Sitemaps

From Wikipedia, the free encyclopedia
Jump to: navigation, search

The Sitemaps protocol allows a webmaster to inform search engines about URLs on a website that are available for crawling. A Sitemap is an XML file that lists the URLs for a site. It allows webmasters to include additional information about each URL: when it was last updated, how often it changes, and how important it is in relation to other URLs in the site. This allows search engines to crawl the site more intelligently. Sitemaps are a URL inclusion protocol and complement robots.txt, a URL exclusion protocol.

Sitemaps are particularly beneficial on websites where:

  • some areas of the website are not available through the browsable interface, or
  • webmasters use rich Ajax, Silverlight, or Flash content that is not normally processed by search engines.

The webmaster can generate a Sitemap containing all accessible URLs on the site and submit it to search engines. Since Google, Bing, Yahoo, and Ask use the same protocol now[citation needed], having a Sitemap would let the biggest search engines have the updated pages information.

Sitemaps supplement and do not replace the existing crawl-based mechanisms that search engines already use to discover URLs. Using this protocol does not guarantee that web pages will be included in search indexes, nor does it influence the way that pages are ranked in search results.[citation needed]

Contents

[edit] History

Google first introduced Sitemaps 0.84 in June 2005 so web developers could publish lists of links from across their sites. Google, MSN and Yahoo announced joint support for the Sitemaps protocol in November 2006. The schema version was changed to "Sitemap 0.90", but no other changes were made.

In April 2007, Ask.com and IBM announced support for Sitemaps. Also, Google, Yahoo, MS announced auto-discovery for sitemaps through robots.txt. In May 2007, the state governments of Arizona, California, Utah and Virginia announced they would use Sitemaps on their web sites.

The Sitemaps protocol is based on ideas[1] from "Crawler-friendly Web Servers".[2]

[edit] File format

The Sitemap Protocol format consists of XML tags. The file itself must be UTF-8 encoded. Sitemaps can also be just a plain text list of URLs. They can also be compressed in .gz format.

A sample Sitemap that contains just one URL and uses all optional tags is shown below.

<?xml version="1.0" encoding="utf-8"?>
 
<urlset xmlns="http://www.sitemaps.org/schemas/sitemap/0.9">
    <url>
        <loc>http://example.com/</loc>
        <lastmod>2006-11-18</lastmod>
        <changefreq>daily</changefreq>
        <priority>0.8</priority>
    </url>
</urlset>

[edit] Element definitions

The definitions for the elements are shown below[3]:

Element Required? Description
<urlset> Yes The document-level element for the Sitemap. The rest of the document after the '<?xml version>' element must be contained in this.

*AVAILABLE DATA*:

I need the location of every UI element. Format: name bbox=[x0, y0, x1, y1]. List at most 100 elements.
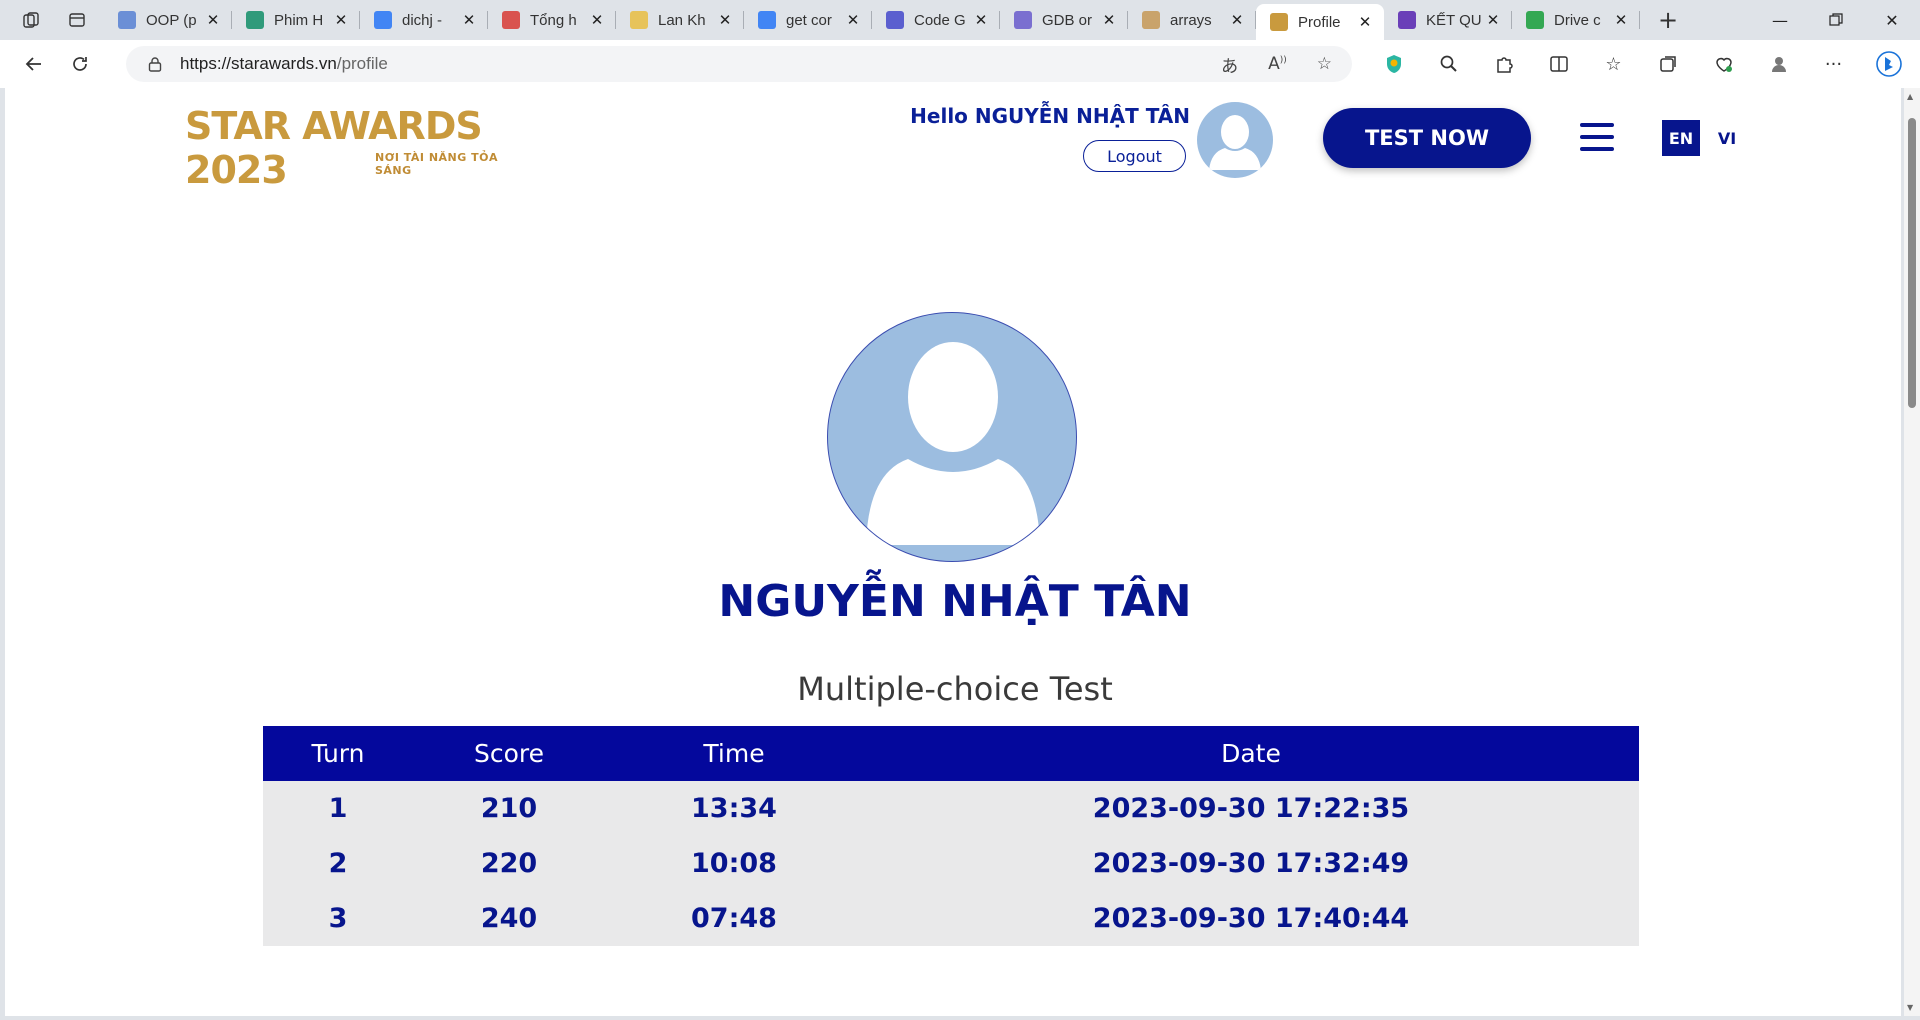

*PROBLEMS*:
**A)** According to the sitemaps article, in what month and year did Google first introduce Sitemaps 0.84?
**B)** Repeat word for word the passage of the sitemaps article starting with "Google first introduced" and going on through "changes were made.".
The lines are separate material and have nothing to do with the sitemaps article.

*EXERCISE ANSWERS*:
**A)** June 2005.

**B)**
Google first introduced Sitemaps 0.84 in June 2005 so web developers could publish lists of links from across their sites. Google, MSN and Yahoo announced joint support for the Sitemaps protocol in November 2006. The schema version was changed to "Sitemap 0.90", but no other changes were made.